Task objective
Each line that holds the word "chariot" counts once; give the total number of such lines and nothing else.

Supplied material
--- begin ---
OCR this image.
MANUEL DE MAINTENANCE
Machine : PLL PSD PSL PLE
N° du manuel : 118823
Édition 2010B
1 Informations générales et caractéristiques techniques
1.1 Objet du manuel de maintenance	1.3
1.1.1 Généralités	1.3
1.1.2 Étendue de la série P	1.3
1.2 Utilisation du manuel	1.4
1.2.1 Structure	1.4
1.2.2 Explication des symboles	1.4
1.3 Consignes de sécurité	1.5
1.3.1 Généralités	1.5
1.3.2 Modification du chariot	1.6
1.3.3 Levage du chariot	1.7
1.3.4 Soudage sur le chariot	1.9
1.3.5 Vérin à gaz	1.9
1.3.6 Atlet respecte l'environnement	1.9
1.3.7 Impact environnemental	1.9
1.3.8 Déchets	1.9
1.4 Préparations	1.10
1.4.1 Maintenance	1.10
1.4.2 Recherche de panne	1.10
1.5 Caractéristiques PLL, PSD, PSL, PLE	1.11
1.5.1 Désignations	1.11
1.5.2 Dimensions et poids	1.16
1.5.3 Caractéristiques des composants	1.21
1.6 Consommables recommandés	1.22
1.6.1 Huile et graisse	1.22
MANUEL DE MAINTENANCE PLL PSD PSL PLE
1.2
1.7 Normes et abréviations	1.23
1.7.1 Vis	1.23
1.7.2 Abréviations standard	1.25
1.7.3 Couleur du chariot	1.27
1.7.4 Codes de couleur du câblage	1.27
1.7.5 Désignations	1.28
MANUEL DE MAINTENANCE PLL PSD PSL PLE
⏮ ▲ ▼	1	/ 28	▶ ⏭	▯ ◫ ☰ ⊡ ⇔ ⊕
--- end ---
Result for this exercise
4